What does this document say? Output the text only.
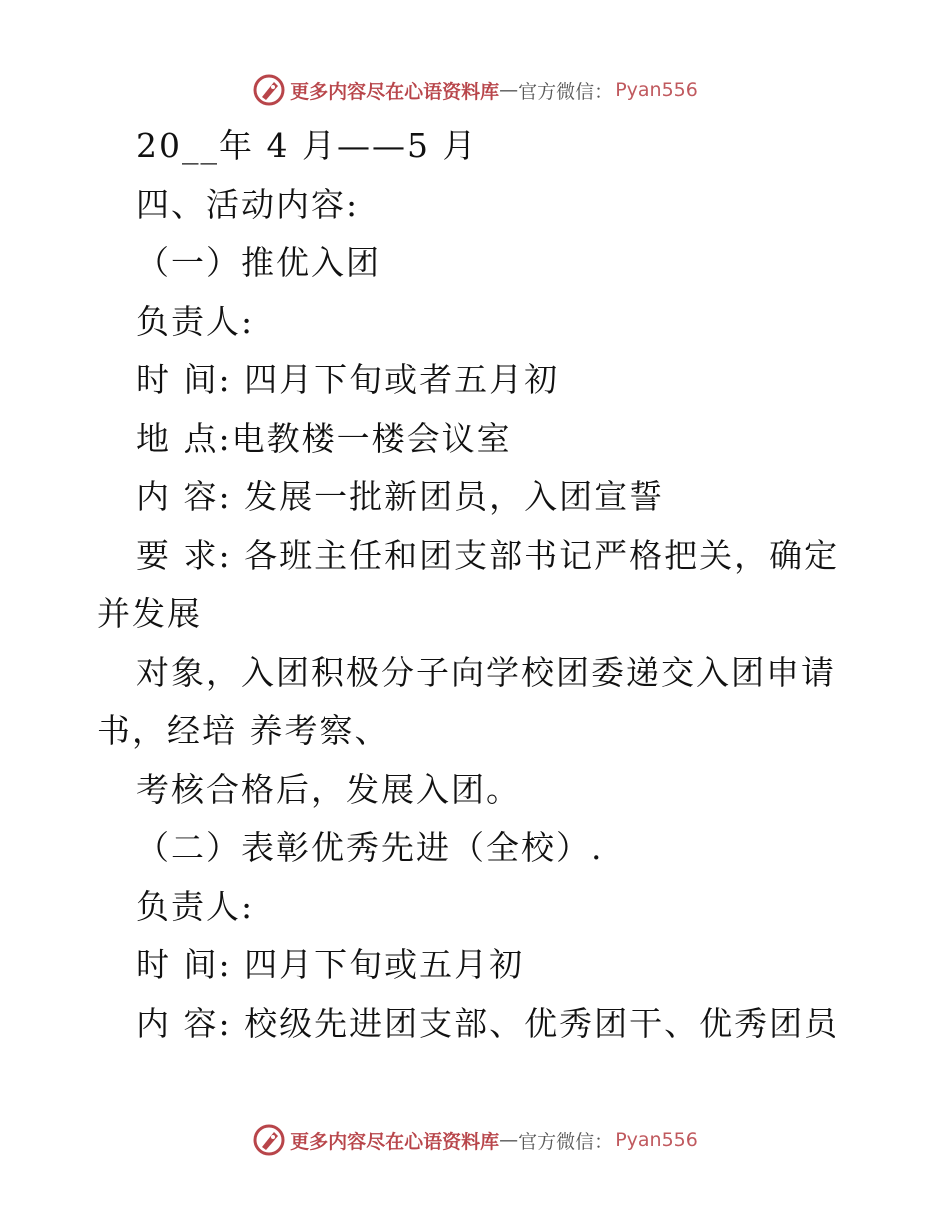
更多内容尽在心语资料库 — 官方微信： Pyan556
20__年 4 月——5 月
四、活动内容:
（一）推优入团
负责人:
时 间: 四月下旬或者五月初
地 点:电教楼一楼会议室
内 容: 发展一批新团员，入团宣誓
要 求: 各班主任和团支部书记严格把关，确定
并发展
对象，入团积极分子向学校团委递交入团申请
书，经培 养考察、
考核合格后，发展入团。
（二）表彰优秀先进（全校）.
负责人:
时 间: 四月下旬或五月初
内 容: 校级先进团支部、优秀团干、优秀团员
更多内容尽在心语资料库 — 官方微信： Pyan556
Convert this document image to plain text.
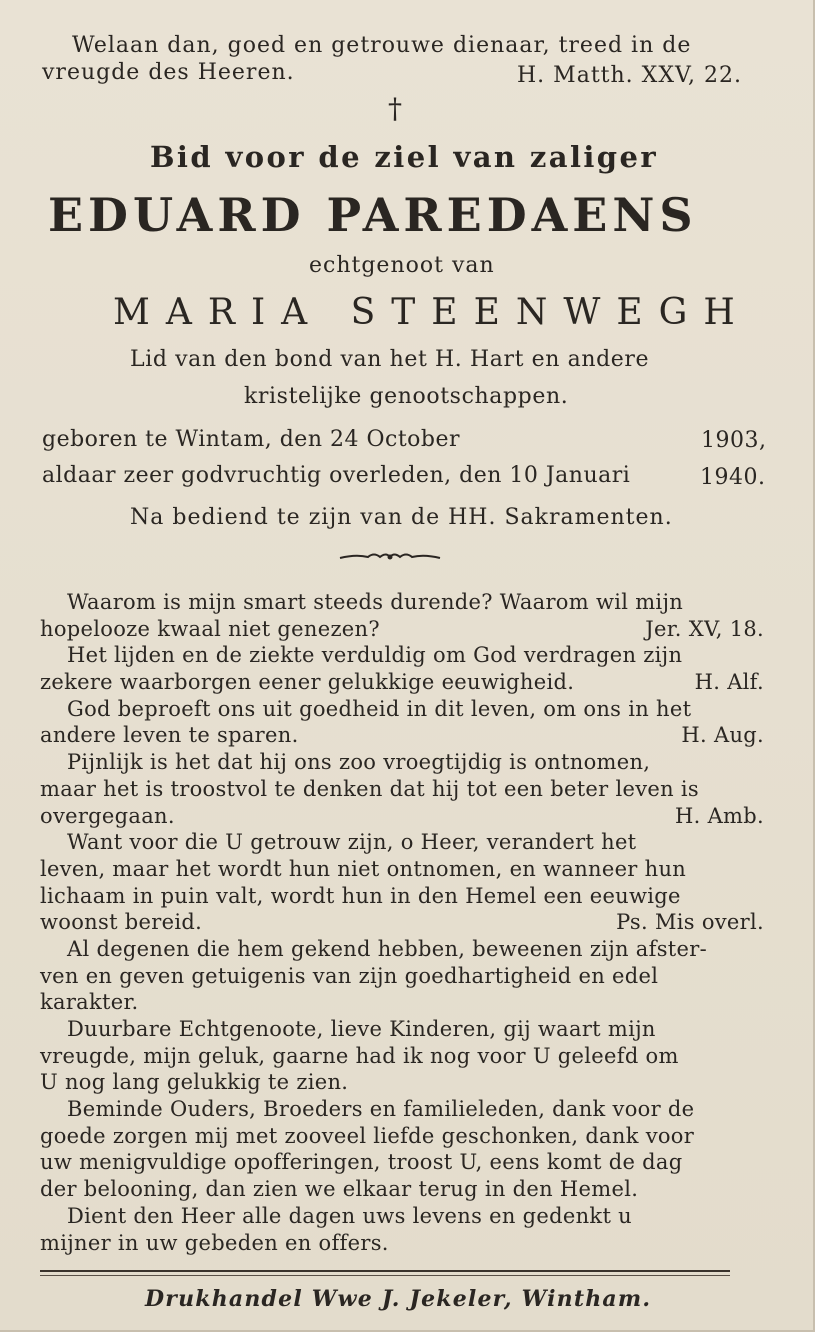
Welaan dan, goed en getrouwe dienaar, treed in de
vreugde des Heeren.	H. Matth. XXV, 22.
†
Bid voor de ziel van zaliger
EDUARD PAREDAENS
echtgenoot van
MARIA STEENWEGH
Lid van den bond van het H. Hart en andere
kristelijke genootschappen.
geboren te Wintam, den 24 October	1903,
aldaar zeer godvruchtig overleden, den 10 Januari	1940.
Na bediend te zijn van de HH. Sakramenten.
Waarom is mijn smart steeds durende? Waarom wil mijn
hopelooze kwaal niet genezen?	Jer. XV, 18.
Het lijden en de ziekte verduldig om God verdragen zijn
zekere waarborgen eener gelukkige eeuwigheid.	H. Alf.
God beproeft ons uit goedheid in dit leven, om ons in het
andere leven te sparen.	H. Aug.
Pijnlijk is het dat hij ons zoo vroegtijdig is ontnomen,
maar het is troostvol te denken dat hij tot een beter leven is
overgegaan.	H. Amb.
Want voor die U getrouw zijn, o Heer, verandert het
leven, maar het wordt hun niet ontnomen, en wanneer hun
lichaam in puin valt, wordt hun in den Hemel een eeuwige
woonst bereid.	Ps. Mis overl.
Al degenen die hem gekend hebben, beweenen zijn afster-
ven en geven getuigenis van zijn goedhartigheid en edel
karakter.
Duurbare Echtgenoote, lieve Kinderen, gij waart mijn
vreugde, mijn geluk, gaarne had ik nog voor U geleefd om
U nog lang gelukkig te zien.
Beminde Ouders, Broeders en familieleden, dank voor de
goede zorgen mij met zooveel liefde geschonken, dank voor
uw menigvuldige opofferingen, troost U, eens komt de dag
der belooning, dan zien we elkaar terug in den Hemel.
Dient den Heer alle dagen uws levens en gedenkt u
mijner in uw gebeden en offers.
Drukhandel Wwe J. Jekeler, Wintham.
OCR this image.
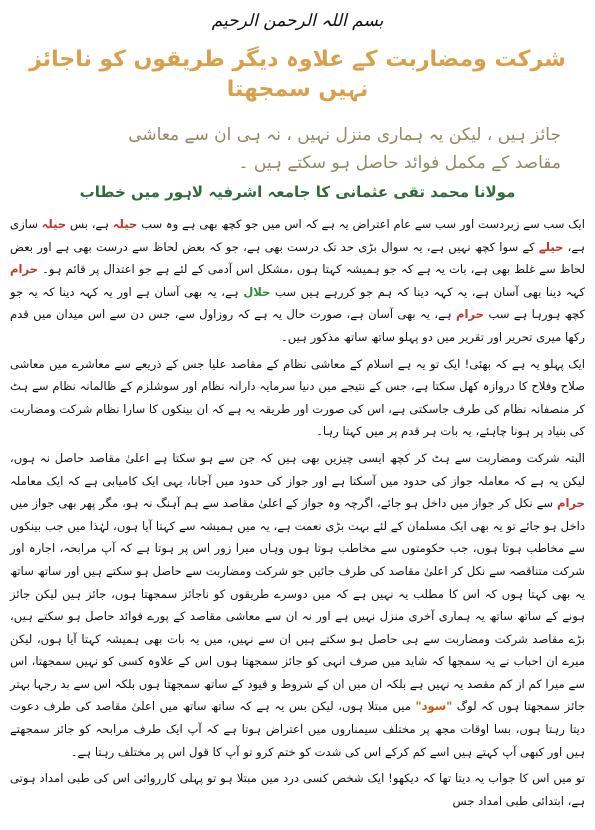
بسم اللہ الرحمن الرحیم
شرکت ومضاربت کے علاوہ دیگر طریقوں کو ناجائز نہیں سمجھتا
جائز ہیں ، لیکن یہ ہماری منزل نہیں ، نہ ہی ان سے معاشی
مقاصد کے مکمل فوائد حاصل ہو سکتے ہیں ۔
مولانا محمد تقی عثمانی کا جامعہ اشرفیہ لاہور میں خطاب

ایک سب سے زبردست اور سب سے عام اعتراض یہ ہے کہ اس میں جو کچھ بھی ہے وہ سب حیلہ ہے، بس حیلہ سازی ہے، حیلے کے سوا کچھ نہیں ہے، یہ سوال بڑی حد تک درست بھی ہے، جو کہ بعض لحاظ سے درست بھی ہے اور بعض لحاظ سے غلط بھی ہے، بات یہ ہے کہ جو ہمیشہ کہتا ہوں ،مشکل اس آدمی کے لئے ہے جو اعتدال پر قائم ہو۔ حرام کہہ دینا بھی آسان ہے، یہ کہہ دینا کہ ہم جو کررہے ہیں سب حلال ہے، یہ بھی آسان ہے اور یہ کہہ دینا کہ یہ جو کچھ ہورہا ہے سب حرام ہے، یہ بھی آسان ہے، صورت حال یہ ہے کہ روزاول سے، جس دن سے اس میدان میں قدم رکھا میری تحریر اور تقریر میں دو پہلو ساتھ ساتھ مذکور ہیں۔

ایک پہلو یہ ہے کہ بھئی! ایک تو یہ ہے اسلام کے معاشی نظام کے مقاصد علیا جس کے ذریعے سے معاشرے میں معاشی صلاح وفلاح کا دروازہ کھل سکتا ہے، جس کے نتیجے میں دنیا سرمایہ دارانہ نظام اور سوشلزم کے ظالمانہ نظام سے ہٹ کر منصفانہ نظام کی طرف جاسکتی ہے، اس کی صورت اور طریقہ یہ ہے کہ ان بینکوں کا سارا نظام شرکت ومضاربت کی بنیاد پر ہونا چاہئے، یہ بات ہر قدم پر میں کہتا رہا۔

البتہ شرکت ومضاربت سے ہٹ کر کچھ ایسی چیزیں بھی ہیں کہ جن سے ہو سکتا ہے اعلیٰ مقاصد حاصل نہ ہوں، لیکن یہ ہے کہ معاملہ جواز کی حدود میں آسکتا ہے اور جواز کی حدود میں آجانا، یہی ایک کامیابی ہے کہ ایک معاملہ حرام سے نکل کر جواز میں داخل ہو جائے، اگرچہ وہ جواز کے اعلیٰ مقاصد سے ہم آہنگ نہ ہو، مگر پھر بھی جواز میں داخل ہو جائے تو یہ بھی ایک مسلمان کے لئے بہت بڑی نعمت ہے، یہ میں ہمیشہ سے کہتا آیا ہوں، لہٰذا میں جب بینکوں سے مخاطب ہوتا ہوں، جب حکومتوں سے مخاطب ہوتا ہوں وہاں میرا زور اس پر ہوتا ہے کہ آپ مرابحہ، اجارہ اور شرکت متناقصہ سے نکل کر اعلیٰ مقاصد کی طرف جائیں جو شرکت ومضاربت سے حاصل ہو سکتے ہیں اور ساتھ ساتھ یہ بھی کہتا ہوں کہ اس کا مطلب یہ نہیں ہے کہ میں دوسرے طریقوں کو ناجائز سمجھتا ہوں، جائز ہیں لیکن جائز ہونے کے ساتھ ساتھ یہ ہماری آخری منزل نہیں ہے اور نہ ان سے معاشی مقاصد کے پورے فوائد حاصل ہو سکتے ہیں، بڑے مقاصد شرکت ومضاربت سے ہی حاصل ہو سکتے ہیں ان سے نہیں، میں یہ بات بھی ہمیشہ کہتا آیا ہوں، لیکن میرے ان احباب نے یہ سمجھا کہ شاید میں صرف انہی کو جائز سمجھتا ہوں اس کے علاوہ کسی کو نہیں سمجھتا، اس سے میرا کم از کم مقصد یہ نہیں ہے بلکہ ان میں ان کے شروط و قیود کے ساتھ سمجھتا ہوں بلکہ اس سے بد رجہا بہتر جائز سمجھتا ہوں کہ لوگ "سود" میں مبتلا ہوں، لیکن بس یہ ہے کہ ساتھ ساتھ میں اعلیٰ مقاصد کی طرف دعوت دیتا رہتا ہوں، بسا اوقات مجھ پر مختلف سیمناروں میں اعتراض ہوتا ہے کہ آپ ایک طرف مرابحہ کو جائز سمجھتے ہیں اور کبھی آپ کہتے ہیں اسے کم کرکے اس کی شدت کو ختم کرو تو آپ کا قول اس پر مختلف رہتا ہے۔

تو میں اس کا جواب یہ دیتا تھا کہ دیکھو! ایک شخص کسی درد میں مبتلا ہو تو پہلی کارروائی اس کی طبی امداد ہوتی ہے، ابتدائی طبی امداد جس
□ □ □ □ □
• THE EXERCISE
Check each line of the records for the word "maar", and show the lines that contain it.

• THE REPLY
maar het is troostvol te denken dat hij tot een beter leven is
leven, maar het wordt hun niet ontnomen, en wanneer hun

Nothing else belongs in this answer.